_What to do_.
Return a copy of each line that holds the string "structured".

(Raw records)
▼

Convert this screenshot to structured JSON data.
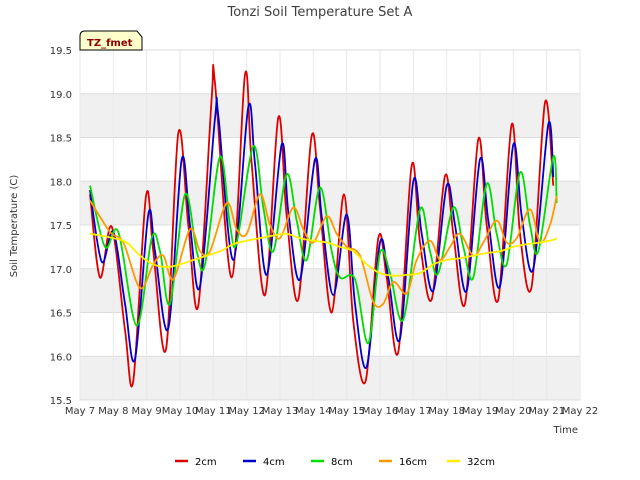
{
  "chart_data": {
    "type": "line",
    "title": "Tonzi Soil Temperature Set A",
    "xlabel": "Time",
    "ylabel": "Soil Temperature (C)",
    "badge": "TZ_fmet",
    "xlim": [
      7,
      22
    ],
    "ylim": [
      15.5,
      19.5
    ],
    "x_ticks": [
      7,
      8,
      9,
      10,
      11,
      12,
      13,
      14,
      15,
      16,
      17,
      18,
      19,
      20,
      21,
      22
    ],
    "x_tick_labels": [
      "May 7",
      "May 8",
      "May 9",
      "May 10",
      "May 11",
      "May 12",
      "May 13",
      "May 14",
      "May 15",
      "May 16",
      "May 17",
      "May 18",
      "May 19",
      "May 20",
      "May 21",
      "May 22"
    ],
    "y_ticks": [
      15.5,
      16.0,
      16.5,
      17.0,
      17.5,
      18.0,
      18.5,
      19.0,
      19.5
    ],
    "y_tick_labels": [
      "15.5",
      "16.0",
      "16.5",
      "17.0",
      "17.5",
      "18.0",
      "18.5",
      "19.0",
      "19.5"
    ],
    "grid": true,
    "legend_position": "bottom",
    "series": [
      {
        "name": "2cm",
        "color": "#dd0000",
        "x": [
          7.3,
          7.6,
          7.95,
          8.35,
          8.6,
          8.98,
          9.2,
          9.58,
          9.95,
          10.25,
          10.55,
          10.95,
          11.05,
          11.55,
          11.95,
          12.15,
          12.55,
          12.95,
          13.2,
          13.55,
          13.95,
          14.2,
          14.55,
          14.92,
          15.2,
          15.57,
          15.95,
          16.2,
          16.55,
          16.95,
          17.2,
          17.55,
          17.95,
          18.2,
          18.55,
          18.95,
          19.2,
          19.55,
          19.95,
          20.2,
          20.55,
          20.95,
          21.2
        ],
        "y": [
          17.85,
          16.9,
          17.48,
          16.3,
          15.72,
          17.83,
          17.2,
          16.08,
          18.55,
          17.5,
          16.58,
          18.95,
          19.12,
          16.9,
          19.22,
          18.2,
          16.7,
          18.73,
          17.6,
          16.65,
          18.52,
          17.7,
          16.5,
          17.85,
          16.4,
          15.72,
          17.35,
          16.9,
          16.05,
          18.18,
          17.3,
          16.65,
          18.06,
          17.4,
          16.6,
          18.48,
          17.5,
          16.65,
          18.65,
          17.4,
          16.8,
          18.9,
          17.95
        ]
      },
      {
        "name": "4cm",
        "color": "#0000cc",
        "x": [
          7.3,
          7.65,
          8.0,
          8.35,
          8.65,
          9.05,
          9.25,
          9.65,
          10.05,
          10.3,
          10.6,
          11.05,
          11.15,
          11.6,
          12.05,
          12.25,
          12.6,
          13.05,
          13.25,
          13.6,
          14.05,
          14.25,
          14.6,
          15.0,
          15.25,
          15.6,
          16.0,
          16.25,
          16.6,
          17.0,
          17.25,
          17.6,
          18.0,
          18.25,
          18.6,
          19.0,
          19.25,
          19.6,
          20.0,
          20.25,
          20.6,
          21.05,
          21.2
        ],
        "y": [
          17.9,
          17.08,
          17.42,
          16.6,
          15.97,
          17.62,
          17.2,
          16.32,
          18.25,
          17.5,
          16.8,
          18.72,
          18.75,
          17.1,
          18.85,
          18.2,
          16.93,
          18.42,
          17.65,
          16.88,
          18.25,
          17.6,
          16.7,
          17.62,
          16.6,
          15.88,
          17.3,
          16.9,
          16.2,
          18.0,
          17.4,
          16.75,
          17.95,
          17.5,
          16.75,
          18.25,
          17.55,
          16.8,
          18.42,
          17.6,
          17.0,
          18.65,
          18.05
        ]
      },
      {
        "name": "8cm",
        "color": "#00dd00",
        "x": [
          7.3,
          7.75,
          8.15,
          8.7,
          9.15,
          9.4,
          9.7,
          10.15,
          10.5,
          10.75,
          11.2,
          11.5,
          11.7,
          12.2,
          12.5,
          12.8,
          13.2,
          13.5,
          13.8,
          14.2,
          14.55,
          14.8,
          15.25,
          15.65,
          16.0,
          16.3,
          16.7,
          17.2,
          17.5,
          17.75,
          18.2,
          18.5,
          18.8,
          19.2,
          19.5,
          19.8,
          20.2,
          20.5,
          20.75,
          21.2,
          21.3
        ],
        "y": [
          17.95,
          17.25,
          17.42,
          16.35,
          17.35,
          17.2,
          16.6,
          17.85,
          17.2,
          17.05,
          18.28,
          17.5,
          17.3,
          18.4,
          17.7,
          17.2,
          18.08,
          17.55,
          17.1,
          17.93,
          17.2,
          16.9,
          16.88,
          16.15,
          17.18,
          16.95,
          16.42,
          17.68,
          17.2,
          16.95,
          17.7,
          17.25,
          16.9,
          17.97,
          17.4,
          17.05,
          18.1,
          17.5,
          17.2,
          18.28,
          17.75
        ]
      },
      {
        "name": "16cm",
        "color": "#ff9900",
        "x": [
          7.3,
          7.9,
          8.3,
          8.8,
          9.2,
          9.5,
          9.8,
          10.3,
          10.6,
          10.9,
          11.4,
          11.7,
          12.0,
          12.4,
          12.7,
          13.0,
          13.4,
          13.7,
          14.0,
          14.4,
          14.7,
          15.0,
          15.4,
          15.8,
          16.1,
          16.4,
          16.8,
          17.1,
          17.5,
          17.8,
          18.1,
          18.4,
          18.8,
          19.1,
          19.5,
          19.8,
          20.1,
          20.5,
          20.8,
          21.1,
          21.3
        ],
        "y": [
          17.78,
          17.42,
          17.3,
          16.78,
          17.05,
          17.15,
          16.88,
          17.45,
          17.2,
          17.2,
          17.75,
          17.45,
          17.4,
          17.85,
          17.5,
          17.35,
          17.7,
          17.45,
          17.3,
          17.6,
          17.4,
          17.25,
          17.15,
          16.62,
          16.6,
          16.85,
          16.72,
          17.1,
          17.32,
          17.1,
          17.25,
          17.4,
          17.15,
          17.3,
          17.55,
          17.3,
          17.35,
          17.68,
          17.3,
          17.5,
          17.83
        ]
      },
      {
        "name": "32cm",
        "color": "#ffee00",
        "x": [
          7.3,
          7.6,
          8.0,
          8.4,
          8.8,
          9.2,
          9.6,
          10.0,
          10.4,
          10.8,
          11.2,
          11.6,
          12.0,
          12.4,
          12.8,
          13.2,
          13.6,
          14.0,
          14.4,
          14.8,
          15.2,
          15.6,
          16.0,
          16.4,
          16.8,
          17.2,
          17.6,
          18.0,
          18.4,
          18.8,
          19.2,
          19.6,
          20.0,
          20.4,
          20.8,
          21.2,
          21.3
        ],
        "y": [
          17.4,
          17.38,
          17.35,
          17.3,
          17.15,
          17.05,
          17.02,
          17.05,
          17.1,
          17.15,
          17.2,
          17.28,
          17.32,
          17.35,
          17.38,
          17.4,
          17.35,
          17.32,
          17.3,
          17.25,
          17.2,
          17.05,
          16.95,
          16.92,
          16.93,
          16.95,
          17.05,
          17.1,
          17.12,
          17.15,
          17.18,
          17.2,
          17.25,
          17.28,
          17.3,
          17.33,
          17.35
        ]
      }
    ]
  }
}
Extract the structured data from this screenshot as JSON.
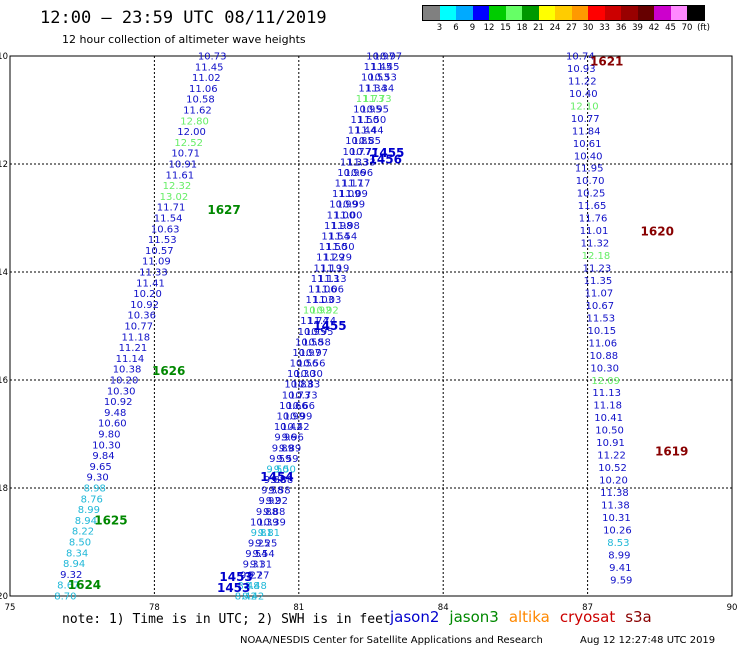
{
  "header": {
    "title": "12:00 — 23:59 UTC 08/11/2019",
    "subtitle": "12 hour collection of altimeter wave heights"
  },
  "color_scale": {
    "labels": [
      "3",
      "6",
      "9",
      "12",
      "15",
      "18",
      "21",
      "24",
      "27",
      "30",
      "33",
      "36",
      "39",
      "42",
      "45",
      "70",
      "(ft)"
    ],
    "colors": [
      "#808080",
      "#00ffff",
      "#00aaff",
      "#0000ff",
      "#00cc00",
      "#66ff66",
      "#009900",
      "#ffff00",
      "#ffcc00",
      "#ff9900",
      "#ff0000",
      "#cc0000",
      "#990000",
      "#660000",
      "#cc00cc",
      "#ff88ff",
      "#000000"
    ]
  },
  "axes": {
    "x_ticks": [
      "75",
      "78",
      "81",
      "84",
      "87",
      "90"
    ],
    "x_values": [
      75,
      78,
      81,
      84,
      87,
      90
    ],
    "y_ticks": [
      "-10",
      "-12",
      "-14",
      "-16",
      "-18",
      "-20"
    ],
    "y_values": [
      -10,
      -12,
      -14,
      -16,
      -18,
      -20
    ]
  },
  "level_colors": {
    "c": "#20b8d8",
    "b": "#1010c8",
    "g": "#66ee66"
  },
  "tracks": [
    {
      "name": "left-track",
      "lon_start": 76.15,
      "lat_start": -20.0,
      "lon_end": 79.2,
      "lat_end": -10.0,
      "color": "#1010c8",
      "values": [
        "8.70",
        "8.67",
        "9.32",
        "8.94",
        "8.34",
        "8.50",
        "8.22",
        "8.94",
        "8.99",
        "8.76",
        "8.98",
        "9.30",
        "9.65",
        "9.84",
        "10.30",
        "9.80",
        "10.60",
        "9.48",
        "10.92",
        "10.30",
        "10.20",
        "10.38",
        "11.14",
        "11.21",
        "11.18",
        "10.77",
        "10.36",
        "10.92",
        "10.20",
        "11.41",
        "11.33",
        "11.09",
        "10.57",
        "11.53",
        "10.63",
        "11.54",
        "11.71",
        "13.02",
        "12.32",
        "11.61",
        "10.91",
        "10.71",
        "12.52",
        "12.00",
        "12.80",
        "11.62",
        "10.58",
        "11.06",
        "11.02",
        "11.45",
        "10.73"
      ],
      "levels": [
        "c",
        "c",
        "b",
        "c",
        "c",
        "c",
        "c",
        "c",
        "c",
        "c",
        "c",
        "b",
        "b",
        "b",
        "b",
        "b",
        "b",
        "b",
        "b",
        "b",
        "b",
        "b",
        "b",
        "b",
        "b",
        "b",
        "b",
        "b",
        "b",
        "b",
        "b",
        "b",
        "b",
        "b",
        "b",
        "b",
        "b",
        "g",
        "g",
        "b",
        "b",
        "b",
        "g",
        "b",
        "g",
        "b",
        "b",
        "b",
        "b",
        "b",
        "b"
      ]
    },
    {
      "name": "center-track-a",
      "lon_start": 79.9,
      "lat_start": -20.0,
      "lon_end": 82.7,
      "lat_end": -10.0,
      "color": "#1010c8",
      "values": [
        "8.42",
        "8.48",
        "9.27",
        "9.31",
        "9.54",
        "9.25",
        "9.81",
        "10.39",
        "9.88",
        "9.92",
        "9.58",
        "9.88",
        "9.50",
        "9.59",
        "9.89",
        "9.96",
        "10.42",
        "10.99",
        "10.66",
        "10.73",
        "10.83",
        "10.30",
        "10.56",
        "10.97",
        "10.58",
        "10.95",
        "11.74",
        "10.92",
        "11.03",
        "11.06",
        "11.13",
        "11.19",
        "11.29",
        "11.50",
        "11.54",
        "11.98",
        "11.00",
        "10.99",
        "11.09",
        "11.17",
        "10.96",
        "11.33",
        "10.77",
        "10.85",
        "11.44",
        "11.50",
        "10.95",
        "11.73",
        "11.34",
        "10.53",
        "11.45",
        "10.97"
      ],
      "levels": [
        "c",
        "c",
        "b",
        "b",
        "b",
        "b",
        "c",
        "b",
        "b",
        "b",
        "b",
        "b",
        "c",
        "b",
        "b",
        "b",
        "b",
        "b",
        "b",
        "b",
        "b",
        "b",
        "b",
        "b",
        "b",
        "b",
        "b",
        "g",
        "b",
        "b",
        "b",
        "b",
        "b",
        "b",
        "b",
        "b",
        "b",
        "b",
        "b",
        "b",
        "b",
        "b",
        "b",
        "b",
        "b",
        "b",
        "b",
        "g",
        "b",
        "b",
        "b",
        "b"
      ]
    },
    {
      "name": "center-track-b",
      "lon_start": 80.05,
      "lat_start": -20.0,
      "lon_end": 82.85,
      "lat_end": -10.0,
      "color": "#1010c8",
      "values": [
        "8.42",
        "8.48",
        "9.27",
        "9.31",
        "9.54",
        "9.25",
        "9.81",
        "10.39",
        "9.88",
        "9.92",
        "9.58",
        "9.88",
        "9.50",
        "9.59",
        "9.89",
        "9.96",
        "10.42",
        "10.99",
        "10.66",
        "10.73",
        "10.83",
        "10.30",
        "10.56",
        "10.97",
        "10.58",
        "10.95",
        "11.74",
        "10.92",
        "11.03",
        "11.06",
        "11.13",
        "11.19",
        "11.29",
        "11.50",
        "11.54",
        "11.98",
        "11.00",
        "10.99",
        "11.09",
        "11.17",
        "10.96",
        "11.33",
        "10.77",
        "10.85",
        "11.44",
        "11.50",
        "10.95",
        "11.73",
        "11.34",
        "10.53",
        "11.45",
        "10.97"
      ],
      "levels": [
        "c",
        "c",
        "b",
        "b",
        "b",
        "b",
        "c",
        "b",
        "b",
        "b",
        "b",
        "b",
        "c",
        "b",
        "b",
        "b",
        "b",
        "b",
        "b",
        "b",
        "b",
        "b",
        "b",
        "b",
        "b",
        "b",
        "b",
        "g",
        "b",
        "b",
        "b",
        "b",
        "b",
        "b",
        "b",
        "b",
        "b",
        "b",
        "b",
        "b",
        "b",
        "b",
        "b",
        "b",
        "b",
        "b",
        "b",
        "g",
        "b",
        "b",
        "b",
        "b"
      ]
    },
    {
      "name": "right-track",
      "lon_start": 87.7,
      "lat_start": -19.7,
      "lon_end": 86.85,
      "lat_end": -10.0,
      "color": "#1010c8",
      "values": [
        "9.59",
        "9.41",
        "8.99",
        "8.53",
        "10.26",
        "10.31",
        "11.38",
        "11.38",
        "10.20",
        "10.52",
        "11.22",
        "10.91",
        "10.50",
        "10.41",
        "11.18",
        "11.13",
        "12.09",
        "10.30",
        "10.88",
        "11.06",
        "10.15",
        "11.53",
        "10.67",
        "11.07",
        "11.35",
        "11.23",
        "12.18",
        "11.32",
        "11.01",
        "11.76",
        "11.65",
        "10.25",
        "10.70",
        "11.95",
        "10.40",
        "10.61",
        "11.84",
        "10.77",
        "12.10",
        "10.40",
        "11.22",
        "10.93",
        "10.74"
      ],
      "levels": [
        "b",
        "b",
        "b",
        "c",
        "b",
        "b",
        "b",
        "b",
        "b",
        "b",
        "b",
        "b",
        "b",
        "b",
        "b",
        "b",
        "g",
        "b",
        "b",
        "b",
        "b",
        "b",
        "b",
        "b",
        "b",
        "b",
        "g",
        "b",
        "b",
        "b",
        "b",
        "b",
        "b",
        "b",
        "b",
        "b",
        "b",
        "b",
        "g",
        "b",
        "b",
        "b",
        "b"
      ]
    }
  ],
  "orbit_labels": [
    {
      "text": "1624",
      "lon": 76.2,
      "lat": -19.8,
      "color": "#008800"
    },
    {
      "text": "1625",
      "lon": 76.75,
      "lat": -18.6,
      "color": "#008800"
    },
    {
      "text": "1626",
      "lon": 77.95,
      "lat": -15.83,
      "color": "#008800"
    },
    {
      "text": "1627",
      "lon": 79.1,
      "lat": -12.85,
      "color": "#008800"
    },
    {
      "text": "1453",
      "lon": 79.3,
      "lat": -19.85,
      "color": "#0000cc"
    },
    {
      "text": "1453",
      "lon": 79.35,
      "lat": -19.65,
      "color": "#0000cc"
    },
    {
      "text": "1454",
      "lon": 80.2,
      "lat": -17.8,
      "color": "#0000cc"
    },
    {
      "text": "1455",
      "lon": 81.3,
      "lat": -15.0,
      "color": "#0000cc"
    },
    {
      "text": "1456",
      "lon": 82.45,
      "lat": -11.92,
      "color": "#0000cc"
    },
    {
      "text": "1455",
      "lon": 82.5,
      "lat": -11.8,
      "color": "#0000cc"
    },
    {
      "text": "1619",
      "lon": 88.4,
      "lat": -17.32,
      "color": "#880000"
    },
    {
      "text": "1620",
      "lon": 88.1,
      "lat": -13.25,
      "color": "#880000"
    },
    {
      "text": "1621",
      "lon": 87.05,
      "lat": -10.1,
      "color": "#880000"
    }
  ],
  "footer": {
    "note": "note: 1) Time is in UTC; 2) SWH is in feet",
    "satellites": [
      {
        "name": "jason2",
        "color": "#0000cc"
      },
      {
        "name": "jason3",
        "color": "#008800"
      },
      {
        "name": "altika",
        "color": "#ff8800"
      },
      {
        "name": "cryosat",
        "color": "#cc0000"
      },
      {
        "name": "s3a",
        "color": "#880000"
      }
    ],
    "credit": "NOAA/NESDIS Center for Satellite Applications and Research",
    "timestamp": "Aug 12 12:27:48 UTC 2019"
  }
}
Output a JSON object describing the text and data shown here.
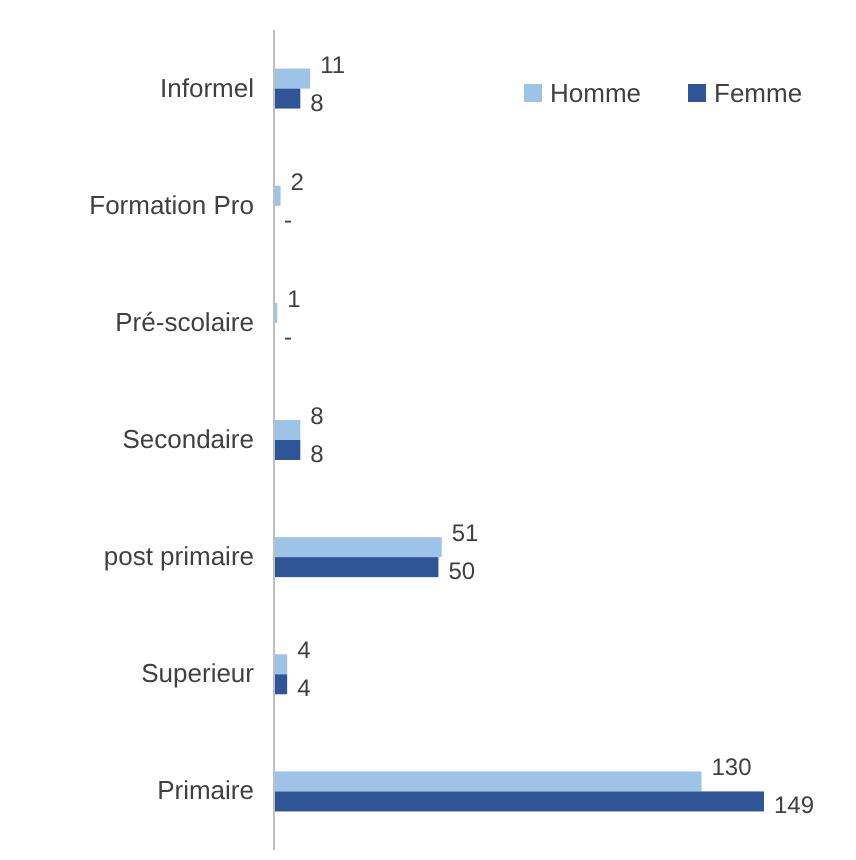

▲

_Expected answer_.
Convert this screenshot to structured JSON data.
Extract the structured data from this screenshot as JSON.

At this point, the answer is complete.